Which lines in the records below contain the word "THALAIVA"? Copy each of them.
::: Recorded data
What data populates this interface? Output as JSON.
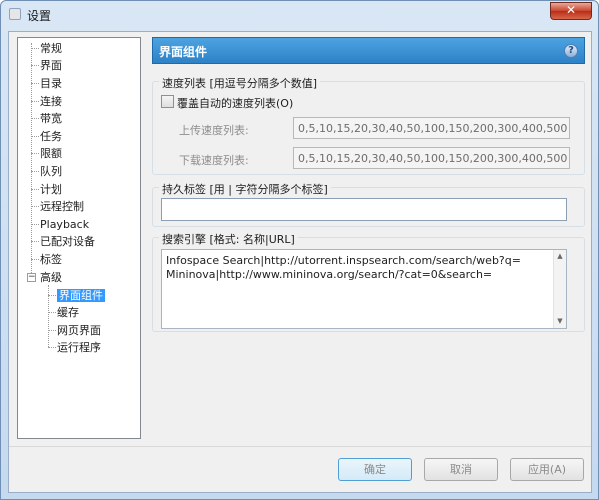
{
  "window": {
    "title": "设置",
    "close_glyph": "✕"
  },
  "tree": {
    "items": [
      {
        "label": "常规"
      },
      {
        "label": "界面"
      },
      {
        "label": "目录"
      },
      {
        "label": "连接"
      },
      {
        "label": "带宽"
      },
      {
        "label": "任务"
      },
      {
        "label": "限额"
      },
      {
        "label": "队列"
      },
      {
        "label": "计划"
      },
      {
        "label": "远程控制"
      },
      {
        "label": "Playback"
      },
      {
        "label": "已配对设备"
      },
      {
        "label": "标签"
      },
      {
        "label": "高级"
      }
    ],
    "children": [
      {
        "label": "界面组件"
      },
      {
        "label": "缓存"
      },
      {
        "label": "网页界面"
      },
      {
        "label": "运行程序"
      }
    ],
    "expander_glyph": "−"
  },
  "panel": {
    "title": "界面组件",
    "help_glyph": "?",
    "speed_group": {
      "legend": "速度列表 [用逗号分隔多个数值]",
      "override_label": "覆盖自动的速度列表(O)",
      "upload_label": "上传速度列表:",
      "upload_value": "0,5,10,15,20,30,40,50,100,150,200,300,400,500",
      "download_label": "下载速度列表:",
      "download_value": "0,5,10,15,20,30,40,50,100,150,200,300,400,500"
    },
    "tags_group": {
      "legend": "持久标签 [用 | 字符分隔多个标签]",
      "value": ""
    },
    "search_group": {
      "legend": "搜索引擎 [格式: 名称|URL]",
      "line1": "Infospace Search|http://utorrent.inspsearch.com/search/web?q=",
      "line2": "Mininova|http://www.mininova.org/search/?cat=0&search="
    }
  },
  "buttons": {
    "ok": "确定",
    "cancel": "取消",
    "apply": "应用(A)"
  }
}
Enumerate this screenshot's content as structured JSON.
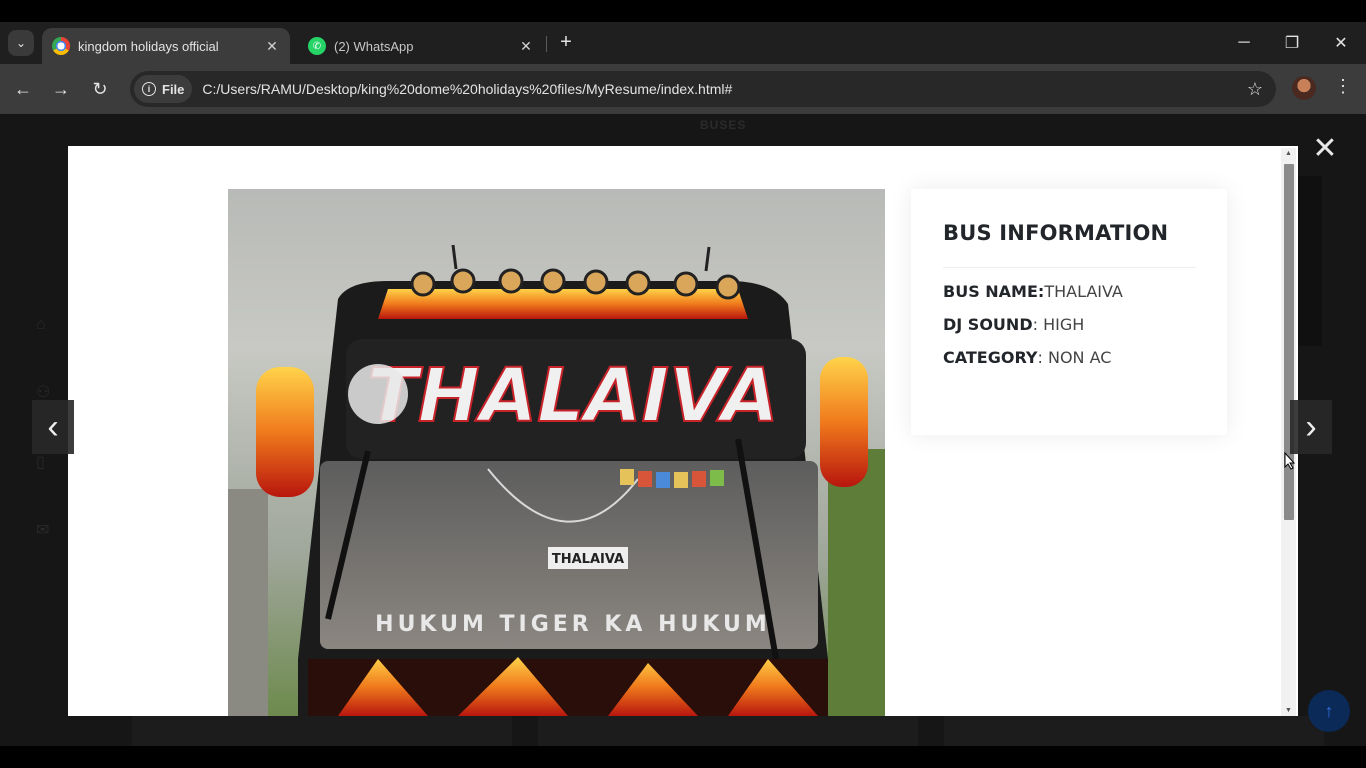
{
  "browser": {
    "tabs": [
      {
        "title": "kingdom holidays official",
        "active": true,
        "icon": "chrome-icon"
      },
      {
        "title": "(2) WhatsApp",
        "active": false,
        "icon": "whatsapp-icon"
      }
    ],
    "new_tab_symbol": "+",
    "window_controls": {
      "minimize": "─",
      "restore": "❐",
      "close": "✕"
    },
    "nav": {
      "back": "←",
      "forward": "→",
      "reload": "↻"
    },
    "address_bar": {
      "scheme_label": "File",
      "url": "C:/Users/RAMU/Desktop/king%20dome%20holidays%20files/MyResume/index.html#"
    },
    "bookmark_symbol": "☆",
    "menu_symbol": "⋮"
  },
  "page": {
    "background_section_label": "BUSES"
  },
  "lightbox": {
    "close_symbol": "✕",
    "prev_symbol": "‹",
    "next_symbol": "›",
    "scroll_top_symbol": "↑",
    "image": {
      "destination_text": "THALAIVA",
      "small_sign": "THALAIVA",
      "windshield_text": "HUKUM TIGER KA HUKUM"
    },
    "info": {
      "title": "BUS INFORMATION",
      "rows": [
        {
          "label": "BUS NAME:",
          "value": "THALAIVA"
        },
        {
          "label": "DJ SOUND",
          "sep": ": ",
          "value": "HIGH"
        },
        {
          "label": "CATEGORY",
          "sep": ": ",
          "value": "NON AC"
        }
      ]
    }
  },
  "colors": {
    "accent_blue": "#0b2a58",
    "modal_bg": "#ffffff",
    "overlay_bg": "#161616"
  }
}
::::::
Solution to this task
      "destination_text": "THALAIVA",
      "small_sign": "THALAIVA",
          "value": "THALAIVA"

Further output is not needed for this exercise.